*ENTRIES SHOWN*:
%%
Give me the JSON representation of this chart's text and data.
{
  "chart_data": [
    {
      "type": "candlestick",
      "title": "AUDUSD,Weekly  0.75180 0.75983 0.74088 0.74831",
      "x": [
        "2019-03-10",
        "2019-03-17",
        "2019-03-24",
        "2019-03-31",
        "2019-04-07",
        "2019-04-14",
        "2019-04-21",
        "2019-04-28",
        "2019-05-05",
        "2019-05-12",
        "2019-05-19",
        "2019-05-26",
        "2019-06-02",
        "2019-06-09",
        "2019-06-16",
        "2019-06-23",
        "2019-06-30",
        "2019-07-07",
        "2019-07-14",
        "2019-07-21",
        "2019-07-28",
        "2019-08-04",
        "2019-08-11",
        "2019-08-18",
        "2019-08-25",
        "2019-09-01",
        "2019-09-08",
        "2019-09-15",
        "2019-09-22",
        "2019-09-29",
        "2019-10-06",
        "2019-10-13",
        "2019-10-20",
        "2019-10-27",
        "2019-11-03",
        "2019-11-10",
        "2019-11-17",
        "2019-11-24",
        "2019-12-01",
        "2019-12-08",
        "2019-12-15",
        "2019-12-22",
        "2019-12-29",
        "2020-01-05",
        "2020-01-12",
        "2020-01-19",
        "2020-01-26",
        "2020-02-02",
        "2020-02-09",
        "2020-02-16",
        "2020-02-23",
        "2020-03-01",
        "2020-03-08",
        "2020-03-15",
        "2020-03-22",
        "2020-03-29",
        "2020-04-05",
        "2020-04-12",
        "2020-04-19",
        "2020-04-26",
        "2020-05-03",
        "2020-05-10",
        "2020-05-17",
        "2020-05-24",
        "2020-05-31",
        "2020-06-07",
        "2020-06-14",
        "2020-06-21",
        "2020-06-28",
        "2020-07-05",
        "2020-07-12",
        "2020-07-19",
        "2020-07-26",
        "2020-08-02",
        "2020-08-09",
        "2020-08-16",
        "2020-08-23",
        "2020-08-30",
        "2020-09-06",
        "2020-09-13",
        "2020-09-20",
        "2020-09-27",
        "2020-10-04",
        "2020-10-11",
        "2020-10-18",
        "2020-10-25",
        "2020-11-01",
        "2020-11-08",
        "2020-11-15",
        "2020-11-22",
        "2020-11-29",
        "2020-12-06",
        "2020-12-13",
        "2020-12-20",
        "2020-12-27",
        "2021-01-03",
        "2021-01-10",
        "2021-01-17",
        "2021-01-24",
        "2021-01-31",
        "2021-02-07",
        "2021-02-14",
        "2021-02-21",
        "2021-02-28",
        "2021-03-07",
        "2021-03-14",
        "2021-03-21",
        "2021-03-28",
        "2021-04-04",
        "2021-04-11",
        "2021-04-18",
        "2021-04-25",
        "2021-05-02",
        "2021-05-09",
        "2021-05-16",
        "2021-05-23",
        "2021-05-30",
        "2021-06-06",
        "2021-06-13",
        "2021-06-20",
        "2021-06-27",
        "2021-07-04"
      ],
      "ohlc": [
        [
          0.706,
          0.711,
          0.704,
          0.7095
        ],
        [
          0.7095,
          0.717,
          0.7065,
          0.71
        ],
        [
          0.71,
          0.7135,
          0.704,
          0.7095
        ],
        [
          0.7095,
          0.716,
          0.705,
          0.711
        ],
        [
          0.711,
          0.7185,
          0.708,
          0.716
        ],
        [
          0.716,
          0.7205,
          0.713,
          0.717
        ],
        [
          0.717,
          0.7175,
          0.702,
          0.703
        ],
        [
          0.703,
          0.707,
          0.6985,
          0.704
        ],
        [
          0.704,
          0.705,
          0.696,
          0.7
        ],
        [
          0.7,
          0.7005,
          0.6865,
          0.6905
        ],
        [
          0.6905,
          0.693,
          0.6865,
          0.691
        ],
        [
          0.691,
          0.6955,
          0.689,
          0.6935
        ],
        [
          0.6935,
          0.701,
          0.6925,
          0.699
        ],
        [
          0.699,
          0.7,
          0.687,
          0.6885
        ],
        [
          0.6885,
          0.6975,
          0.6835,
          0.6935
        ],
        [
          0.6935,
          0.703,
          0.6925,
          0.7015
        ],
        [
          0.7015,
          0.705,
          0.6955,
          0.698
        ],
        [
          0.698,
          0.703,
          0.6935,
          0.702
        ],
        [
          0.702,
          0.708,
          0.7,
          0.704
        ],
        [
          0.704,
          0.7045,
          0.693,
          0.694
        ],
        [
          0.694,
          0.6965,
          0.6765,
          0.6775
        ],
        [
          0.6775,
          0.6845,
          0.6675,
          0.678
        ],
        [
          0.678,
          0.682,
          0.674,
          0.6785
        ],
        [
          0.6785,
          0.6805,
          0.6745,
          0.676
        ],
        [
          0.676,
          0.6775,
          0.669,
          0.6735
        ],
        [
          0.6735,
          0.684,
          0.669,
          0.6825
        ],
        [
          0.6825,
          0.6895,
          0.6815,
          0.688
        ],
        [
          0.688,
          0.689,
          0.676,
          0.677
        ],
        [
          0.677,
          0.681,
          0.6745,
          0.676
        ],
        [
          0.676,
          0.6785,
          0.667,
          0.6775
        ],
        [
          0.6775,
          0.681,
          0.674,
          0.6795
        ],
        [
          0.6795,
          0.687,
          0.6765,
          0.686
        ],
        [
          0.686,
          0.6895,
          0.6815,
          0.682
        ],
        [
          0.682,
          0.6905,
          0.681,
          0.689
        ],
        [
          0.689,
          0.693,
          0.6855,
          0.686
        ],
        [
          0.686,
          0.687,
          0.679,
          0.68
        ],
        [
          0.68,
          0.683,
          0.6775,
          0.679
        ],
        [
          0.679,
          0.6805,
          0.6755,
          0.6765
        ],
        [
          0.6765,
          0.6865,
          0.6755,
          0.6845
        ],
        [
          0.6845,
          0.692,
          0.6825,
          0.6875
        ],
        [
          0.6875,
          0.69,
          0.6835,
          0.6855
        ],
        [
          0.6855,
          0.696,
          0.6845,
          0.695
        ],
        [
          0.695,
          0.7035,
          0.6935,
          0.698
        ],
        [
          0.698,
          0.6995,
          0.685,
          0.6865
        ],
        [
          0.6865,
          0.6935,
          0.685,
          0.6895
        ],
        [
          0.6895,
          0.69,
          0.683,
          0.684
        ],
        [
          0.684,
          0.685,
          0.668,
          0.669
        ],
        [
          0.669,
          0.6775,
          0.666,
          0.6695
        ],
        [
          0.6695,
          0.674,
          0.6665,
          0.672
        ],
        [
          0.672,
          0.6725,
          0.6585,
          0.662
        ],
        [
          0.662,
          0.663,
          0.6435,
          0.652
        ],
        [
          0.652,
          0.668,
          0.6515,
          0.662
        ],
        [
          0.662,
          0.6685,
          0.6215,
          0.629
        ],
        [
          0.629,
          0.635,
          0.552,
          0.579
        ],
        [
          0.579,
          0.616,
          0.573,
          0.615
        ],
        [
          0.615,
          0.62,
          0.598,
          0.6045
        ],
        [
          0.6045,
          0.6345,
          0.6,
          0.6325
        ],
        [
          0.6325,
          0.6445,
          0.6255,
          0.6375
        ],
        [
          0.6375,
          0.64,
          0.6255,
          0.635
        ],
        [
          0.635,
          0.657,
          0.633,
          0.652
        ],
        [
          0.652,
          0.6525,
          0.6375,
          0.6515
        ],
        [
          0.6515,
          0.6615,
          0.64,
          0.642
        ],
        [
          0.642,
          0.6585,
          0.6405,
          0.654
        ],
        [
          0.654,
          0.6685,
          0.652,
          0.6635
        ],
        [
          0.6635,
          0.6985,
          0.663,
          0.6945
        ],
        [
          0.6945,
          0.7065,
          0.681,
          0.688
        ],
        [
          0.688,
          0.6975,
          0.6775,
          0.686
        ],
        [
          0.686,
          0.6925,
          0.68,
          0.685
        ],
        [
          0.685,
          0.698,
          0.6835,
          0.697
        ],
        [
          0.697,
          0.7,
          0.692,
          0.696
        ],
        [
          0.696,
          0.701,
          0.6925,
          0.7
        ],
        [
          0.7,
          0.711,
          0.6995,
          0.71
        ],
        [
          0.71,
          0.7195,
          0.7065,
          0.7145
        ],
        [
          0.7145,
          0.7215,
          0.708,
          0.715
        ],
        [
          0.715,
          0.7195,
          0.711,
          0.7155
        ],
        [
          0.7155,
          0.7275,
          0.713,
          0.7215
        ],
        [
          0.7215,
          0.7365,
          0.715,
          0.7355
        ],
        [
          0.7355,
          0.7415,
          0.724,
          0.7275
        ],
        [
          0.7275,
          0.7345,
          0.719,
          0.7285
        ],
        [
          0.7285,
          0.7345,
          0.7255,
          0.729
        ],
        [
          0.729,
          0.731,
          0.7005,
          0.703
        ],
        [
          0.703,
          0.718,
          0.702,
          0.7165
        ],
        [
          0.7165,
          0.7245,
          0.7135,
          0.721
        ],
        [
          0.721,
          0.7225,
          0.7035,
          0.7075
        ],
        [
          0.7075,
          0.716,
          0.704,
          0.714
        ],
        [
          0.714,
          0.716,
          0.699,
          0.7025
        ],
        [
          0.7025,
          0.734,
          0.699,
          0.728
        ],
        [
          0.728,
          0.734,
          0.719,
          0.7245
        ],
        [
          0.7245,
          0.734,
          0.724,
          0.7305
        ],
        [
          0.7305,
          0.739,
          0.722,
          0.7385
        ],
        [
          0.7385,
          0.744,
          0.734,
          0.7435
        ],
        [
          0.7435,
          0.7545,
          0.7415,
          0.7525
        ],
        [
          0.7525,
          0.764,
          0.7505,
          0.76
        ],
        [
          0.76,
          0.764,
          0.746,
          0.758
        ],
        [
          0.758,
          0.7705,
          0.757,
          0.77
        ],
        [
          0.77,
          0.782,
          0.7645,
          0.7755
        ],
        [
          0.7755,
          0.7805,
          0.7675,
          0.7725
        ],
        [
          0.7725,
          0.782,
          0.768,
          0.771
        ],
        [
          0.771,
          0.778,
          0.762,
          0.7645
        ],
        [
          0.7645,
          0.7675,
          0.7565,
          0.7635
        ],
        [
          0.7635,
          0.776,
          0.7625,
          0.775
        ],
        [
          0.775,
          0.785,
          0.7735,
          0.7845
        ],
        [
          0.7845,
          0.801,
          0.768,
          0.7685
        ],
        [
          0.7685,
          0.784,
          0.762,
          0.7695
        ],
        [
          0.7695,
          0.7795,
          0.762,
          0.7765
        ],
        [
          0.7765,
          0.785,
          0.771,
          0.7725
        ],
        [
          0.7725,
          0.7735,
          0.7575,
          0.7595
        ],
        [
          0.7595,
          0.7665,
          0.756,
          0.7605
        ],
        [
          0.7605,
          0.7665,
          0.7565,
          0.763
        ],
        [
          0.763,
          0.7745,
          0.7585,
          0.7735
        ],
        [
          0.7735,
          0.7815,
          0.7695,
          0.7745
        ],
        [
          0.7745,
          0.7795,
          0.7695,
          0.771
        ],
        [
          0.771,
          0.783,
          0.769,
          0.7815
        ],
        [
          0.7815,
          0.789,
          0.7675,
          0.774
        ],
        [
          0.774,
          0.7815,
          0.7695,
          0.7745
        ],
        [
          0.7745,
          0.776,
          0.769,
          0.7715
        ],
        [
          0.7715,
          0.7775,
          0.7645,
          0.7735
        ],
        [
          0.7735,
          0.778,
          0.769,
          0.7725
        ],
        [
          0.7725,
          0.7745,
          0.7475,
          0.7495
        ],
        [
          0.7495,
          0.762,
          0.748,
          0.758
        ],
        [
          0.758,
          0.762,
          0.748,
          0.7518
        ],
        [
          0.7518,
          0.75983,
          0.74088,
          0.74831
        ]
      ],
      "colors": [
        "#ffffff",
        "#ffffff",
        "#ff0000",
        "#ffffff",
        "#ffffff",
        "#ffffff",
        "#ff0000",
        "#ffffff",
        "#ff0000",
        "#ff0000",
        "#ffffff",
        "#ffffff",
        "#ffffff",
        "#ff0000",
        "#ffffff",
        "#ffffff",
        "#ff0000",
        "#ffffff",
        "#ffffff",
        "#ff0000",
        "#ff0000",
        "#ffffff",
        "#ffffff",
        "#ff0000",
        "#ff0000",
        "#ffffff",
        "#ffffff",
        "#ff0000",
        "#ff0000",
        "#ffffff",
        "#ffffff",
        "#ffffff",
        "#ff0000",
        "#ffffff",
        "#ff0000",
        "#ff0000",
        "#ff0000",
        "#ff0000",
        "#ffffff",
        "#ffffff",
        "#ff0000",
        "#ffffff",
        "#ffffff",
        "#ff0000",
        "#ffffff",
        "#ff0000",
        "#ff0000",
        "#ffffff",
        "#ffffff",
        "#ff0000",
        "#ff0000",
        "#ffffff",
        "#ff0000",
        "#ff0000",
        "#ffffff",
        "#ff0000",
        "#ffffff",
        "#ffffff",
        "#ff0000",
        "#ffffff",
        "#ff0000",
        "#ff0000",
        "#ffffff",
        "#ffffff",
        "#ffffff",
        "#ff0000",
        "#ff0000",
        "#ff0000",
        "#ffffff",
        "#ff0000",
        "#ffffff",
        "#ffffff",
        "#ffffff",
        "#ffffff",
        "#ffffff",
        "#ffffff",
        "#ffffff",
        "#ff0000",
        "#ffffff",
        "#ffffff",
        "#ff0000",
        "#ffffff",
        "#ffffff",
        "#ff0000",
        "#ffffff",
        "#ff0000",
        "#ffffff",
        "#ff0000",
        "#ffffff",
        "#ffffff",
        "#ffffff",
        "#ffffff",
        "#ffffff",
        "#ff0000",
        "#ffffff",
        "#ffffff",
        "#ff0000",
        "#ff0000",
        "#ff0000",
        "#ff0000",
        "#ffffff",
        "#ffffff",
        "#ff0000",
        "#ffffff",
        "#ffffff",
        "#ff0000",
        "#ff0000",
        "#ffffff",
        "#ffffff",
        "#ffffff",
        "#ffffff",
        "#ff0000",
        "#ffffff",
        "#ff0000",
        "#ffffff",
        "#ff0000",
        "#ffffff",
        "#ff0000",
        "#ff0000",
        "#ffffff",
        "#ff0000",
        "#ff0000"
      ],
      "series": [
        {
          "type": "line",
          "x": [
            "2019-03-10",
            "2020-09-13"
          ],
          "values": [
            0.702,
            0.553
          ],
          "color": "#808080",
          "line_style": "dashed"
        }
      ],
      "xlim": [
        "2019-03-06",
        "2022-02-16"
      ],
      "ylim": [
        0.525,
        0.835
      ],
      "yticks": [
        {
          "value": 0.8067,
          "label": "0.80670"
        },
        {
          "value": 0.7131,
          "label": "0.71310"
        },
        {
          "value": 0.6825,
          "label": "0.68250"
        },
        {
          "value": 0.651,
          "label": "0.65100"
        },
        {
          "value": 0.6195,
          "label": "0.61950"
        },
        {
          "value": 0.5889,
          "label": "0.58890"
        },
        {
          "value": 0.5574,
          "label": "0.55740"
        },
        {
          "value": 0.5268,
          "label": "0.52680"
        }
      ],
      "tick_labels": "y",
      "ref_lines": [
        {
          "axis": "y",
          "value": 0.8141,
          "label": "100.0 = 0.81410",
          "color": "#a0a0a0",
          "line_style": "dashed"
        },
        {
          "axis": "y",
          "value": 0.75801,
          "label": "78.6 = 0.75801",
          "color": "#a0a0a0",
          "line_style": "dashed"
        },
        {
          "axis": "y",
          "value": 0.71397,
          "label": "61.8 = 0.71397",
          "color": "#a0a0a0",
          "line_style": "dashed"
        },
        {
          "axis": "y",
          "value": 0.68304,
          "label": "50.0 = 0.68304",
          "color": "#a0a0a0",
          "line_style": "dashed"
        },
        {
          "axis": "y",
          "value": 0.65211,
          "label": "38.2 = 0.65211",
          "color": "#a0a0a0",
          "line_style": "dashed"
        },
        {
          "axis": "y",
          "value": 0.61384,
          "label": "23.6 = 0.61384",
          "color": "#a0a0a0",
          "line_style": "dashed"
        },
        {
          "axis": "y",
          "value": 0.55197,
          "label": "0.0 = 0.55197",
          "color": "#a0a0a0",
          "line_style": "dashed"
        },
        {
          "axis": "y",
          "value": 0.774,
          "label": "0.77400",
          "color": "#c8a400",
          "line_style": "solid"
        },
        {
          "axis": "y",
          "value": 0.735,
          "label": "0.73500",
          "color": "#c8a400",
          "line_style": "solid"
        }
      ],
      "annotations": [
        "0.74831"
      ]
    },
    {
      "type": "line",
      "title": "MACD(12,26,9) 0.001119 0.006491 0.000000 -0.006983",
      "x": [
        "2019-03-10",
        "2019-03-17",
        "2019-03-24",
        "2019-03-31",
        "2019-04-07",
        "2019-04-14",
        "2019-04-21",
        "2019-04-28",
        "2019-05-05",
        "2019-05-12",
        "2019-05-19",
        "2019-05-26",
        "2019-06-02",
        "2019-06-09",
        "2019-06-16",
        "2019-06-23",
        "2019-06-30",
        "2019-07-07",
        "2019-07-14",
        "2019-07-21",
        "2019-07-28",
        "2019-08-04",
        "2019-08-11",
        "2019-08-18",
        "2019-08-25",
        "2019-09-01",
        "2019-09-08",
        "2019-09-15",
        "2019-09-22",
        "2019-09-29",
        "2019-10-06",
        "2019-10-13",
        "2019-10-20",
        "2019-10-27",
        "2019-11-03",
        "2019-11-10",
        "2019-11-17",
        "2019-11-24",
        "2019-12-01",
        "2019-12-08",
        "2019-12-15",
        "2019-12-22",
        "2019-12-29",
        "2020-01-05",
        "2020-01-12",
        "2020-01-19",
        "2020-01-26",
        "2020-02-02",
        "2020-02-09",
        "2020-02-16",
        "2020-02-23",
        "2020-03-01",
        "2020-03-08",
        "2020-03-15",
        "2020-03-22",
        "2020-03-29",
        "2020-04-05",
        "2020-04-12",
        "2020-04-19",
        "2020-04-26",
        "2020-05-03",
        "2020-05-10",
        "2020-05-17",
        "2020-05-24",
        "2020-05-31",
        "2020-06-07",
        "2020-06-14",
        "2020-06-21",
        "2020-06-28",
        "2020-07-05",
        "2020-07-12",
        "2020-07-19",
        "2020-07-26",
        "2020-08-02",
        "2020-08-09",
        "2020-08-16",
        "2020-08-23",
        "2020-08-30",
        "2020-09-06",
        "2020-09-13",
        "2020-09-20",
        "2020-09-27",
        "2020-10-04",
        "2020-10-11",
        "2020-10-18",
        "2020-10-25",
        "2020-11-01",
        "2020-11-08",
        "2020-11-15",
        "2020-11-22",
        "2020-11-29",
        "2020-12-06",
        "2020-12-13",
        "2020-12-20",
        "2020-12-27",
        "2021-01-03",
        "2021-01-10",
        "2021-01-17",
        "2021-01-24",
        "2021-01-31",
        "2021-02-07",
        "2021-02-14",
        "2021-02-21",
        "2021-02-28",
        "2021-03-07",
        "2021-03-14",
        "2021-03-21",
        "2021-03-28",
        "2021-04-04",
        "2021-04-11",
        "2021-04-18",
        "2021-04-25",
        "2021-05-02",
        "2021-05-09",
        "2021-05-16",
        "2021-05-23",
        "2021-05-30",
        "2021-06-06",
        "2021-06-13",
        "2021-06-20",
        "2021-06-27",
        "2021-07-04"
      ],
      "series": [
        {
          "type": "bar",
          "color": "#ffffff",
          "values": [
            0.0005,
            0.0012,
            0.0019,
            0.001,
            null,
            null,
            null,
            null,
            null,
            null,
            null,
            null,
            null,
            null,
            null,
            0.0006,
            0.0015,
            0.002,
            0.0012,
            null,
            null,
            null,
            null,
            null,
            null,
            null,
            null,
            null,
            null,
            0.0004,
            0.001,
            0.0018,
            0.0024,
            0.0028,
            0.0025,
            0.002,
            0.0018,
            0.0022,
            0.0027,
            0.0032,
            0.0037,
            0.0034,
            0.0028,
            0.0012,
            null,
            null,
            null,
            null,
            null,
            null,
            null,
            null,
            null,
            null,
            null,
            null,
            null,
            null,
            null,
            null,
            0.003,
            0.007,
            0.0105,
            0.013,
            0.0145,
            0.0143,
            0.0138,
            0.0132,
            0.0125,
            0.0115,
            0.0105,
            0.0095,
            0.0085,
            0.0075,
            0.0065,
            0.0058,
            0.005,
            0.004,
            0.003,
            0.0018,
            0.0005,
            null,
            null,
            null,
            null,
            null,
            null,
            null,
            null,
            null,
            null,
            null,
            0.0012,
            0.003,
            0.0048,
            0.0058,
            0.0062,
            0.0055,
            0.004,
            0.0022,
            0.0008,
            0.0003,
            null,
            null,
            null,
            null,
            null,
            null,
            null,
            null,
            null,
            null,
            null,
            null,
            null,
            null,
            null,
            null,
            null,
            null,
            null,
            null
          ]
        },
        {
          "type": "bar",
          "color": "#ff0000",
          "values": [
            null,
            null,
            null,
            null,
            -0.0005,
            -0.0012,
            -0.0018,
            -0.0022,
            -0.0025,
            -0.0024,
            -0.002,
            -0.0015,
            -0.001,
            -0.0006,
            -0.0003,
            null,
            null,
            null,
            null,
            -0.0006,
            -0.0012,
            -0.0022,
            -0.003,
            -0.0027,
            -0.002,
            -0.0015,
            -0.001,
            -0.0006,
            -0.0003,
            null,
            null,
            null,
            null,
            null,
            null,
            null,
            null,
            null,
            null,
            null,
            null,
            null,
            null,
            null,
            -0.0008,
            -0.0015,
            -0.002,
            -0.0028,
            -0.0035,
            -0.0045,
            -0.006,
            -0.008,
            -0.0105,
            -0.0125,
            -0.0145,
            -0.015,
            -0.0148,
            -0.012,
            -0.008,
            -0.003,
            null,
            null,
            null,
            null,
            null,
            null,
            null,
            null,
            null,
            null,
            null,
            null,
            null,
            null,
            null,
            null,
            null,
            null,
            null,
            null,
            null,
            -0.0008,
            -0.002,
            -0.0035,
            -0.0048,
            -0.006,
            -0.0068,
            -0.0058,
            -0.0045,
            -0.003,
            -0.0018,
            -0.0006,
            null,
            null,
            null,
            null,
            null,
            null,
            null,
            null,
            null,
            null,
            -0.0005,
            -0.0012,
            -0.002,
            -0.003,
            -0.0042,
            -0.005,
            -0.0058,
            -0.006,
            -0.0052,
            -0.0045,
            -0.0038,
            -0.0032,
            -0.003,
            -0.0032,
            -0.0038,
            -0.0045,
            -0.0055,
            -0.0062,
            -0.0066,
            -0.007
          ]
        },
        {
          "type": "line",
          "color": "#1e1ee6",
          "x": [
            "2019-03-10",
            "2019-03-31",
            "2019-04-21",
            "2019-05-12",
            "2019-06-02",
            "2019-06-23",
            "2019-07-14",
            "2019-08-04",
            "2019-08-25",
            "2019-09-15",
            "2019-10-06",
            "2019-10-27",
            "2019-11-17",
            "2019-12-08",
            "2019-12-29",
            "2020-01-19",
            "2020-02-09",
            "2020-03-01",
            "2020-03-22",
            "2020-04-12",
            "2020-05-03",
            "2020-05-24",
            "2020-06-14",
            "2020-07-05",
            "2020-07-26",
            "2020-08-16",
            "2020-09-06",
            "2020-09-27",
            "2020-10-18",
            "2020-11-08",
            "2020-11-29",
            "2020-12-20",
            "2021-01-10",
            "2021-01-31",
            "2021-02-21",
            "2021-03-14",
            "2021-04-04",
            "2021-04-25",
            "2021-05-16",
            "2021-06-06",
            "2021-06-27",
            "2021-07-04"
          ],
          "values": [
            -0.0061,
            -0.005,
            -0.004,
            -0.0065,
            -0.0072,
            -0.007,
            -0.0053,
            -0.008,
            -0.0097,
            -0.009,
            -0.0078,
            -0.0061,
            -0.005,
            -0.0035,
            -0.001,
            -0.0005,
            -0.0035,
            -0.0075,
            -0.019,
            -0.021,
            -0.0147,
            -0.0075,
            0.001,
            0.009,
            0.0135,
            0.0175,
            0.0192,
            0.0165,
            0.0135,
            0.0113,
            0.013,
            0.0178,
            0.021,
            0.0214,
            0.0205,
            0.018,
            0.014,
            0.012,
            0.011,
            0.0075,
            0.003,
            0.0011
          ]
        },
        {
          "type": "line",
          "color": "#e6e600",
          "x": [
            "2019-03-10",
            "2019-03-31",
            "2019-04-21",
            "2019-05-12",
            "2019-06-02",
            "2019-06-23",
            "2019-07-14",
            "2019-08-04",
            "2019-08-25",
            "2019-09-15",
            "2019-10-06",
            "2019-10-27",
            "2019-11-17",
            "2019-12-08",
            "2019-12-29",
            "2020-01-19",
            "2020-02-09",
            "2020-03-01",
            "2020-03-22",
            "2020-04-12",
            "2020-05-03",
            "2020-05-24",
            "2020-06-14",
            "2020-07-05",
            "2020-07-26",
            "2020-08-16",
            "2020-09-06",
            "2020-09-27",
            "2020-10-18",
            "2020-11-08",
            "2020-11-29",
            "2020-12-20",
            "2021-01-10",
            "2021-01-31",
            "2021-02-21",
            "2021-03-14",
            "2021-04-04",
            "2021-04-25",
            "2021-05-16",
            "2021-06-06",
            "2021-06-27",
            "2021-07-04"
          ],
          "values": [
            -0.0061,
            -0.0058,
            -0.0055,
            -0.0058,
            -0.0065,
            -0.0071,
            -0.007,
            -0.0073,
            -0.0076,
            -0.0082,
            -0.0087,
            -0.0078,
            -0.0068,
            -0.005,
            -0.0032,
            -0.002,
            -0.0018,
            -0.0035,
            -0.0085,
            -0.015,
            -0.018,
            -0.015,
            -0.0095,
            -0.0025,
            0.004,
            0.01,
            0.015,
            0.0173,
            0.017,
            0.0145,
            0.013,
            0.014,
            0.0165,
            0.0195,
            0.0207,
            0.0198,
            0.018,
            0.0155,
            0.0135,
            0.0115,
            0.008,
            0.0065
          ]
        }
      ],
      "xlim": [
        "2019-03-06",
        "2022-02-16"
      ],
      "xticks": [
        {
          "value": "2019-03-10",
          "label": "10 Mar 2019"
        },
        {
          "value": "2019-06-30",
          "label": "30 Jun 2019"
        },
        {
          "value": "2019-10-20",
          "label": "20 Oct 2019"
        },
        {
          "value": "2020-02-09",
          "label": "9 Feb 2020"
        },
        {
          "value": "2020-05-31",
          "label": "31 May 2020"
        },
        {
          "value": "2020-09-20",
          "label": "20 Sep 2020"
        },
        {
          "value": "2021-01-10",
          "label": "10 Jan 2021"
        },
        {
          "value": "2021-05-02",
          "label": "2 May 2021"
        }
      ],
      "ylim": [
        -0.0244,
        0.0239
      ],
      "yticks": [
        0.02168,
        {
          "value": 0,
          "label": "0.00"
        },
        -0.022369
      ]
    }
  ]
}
%%
*WHAT THE EXERCISE ASKS*:
In the entries above, find lines with "title" and copy each.

*WRITTEN RESPONSE*:
      "title": "AUDUSD,Weekly  0.75180 0.75983 0.74088 0.74831",
      "title": "MACD(12,26,9) 0.001119 0.006491 0.000000 -0.006983",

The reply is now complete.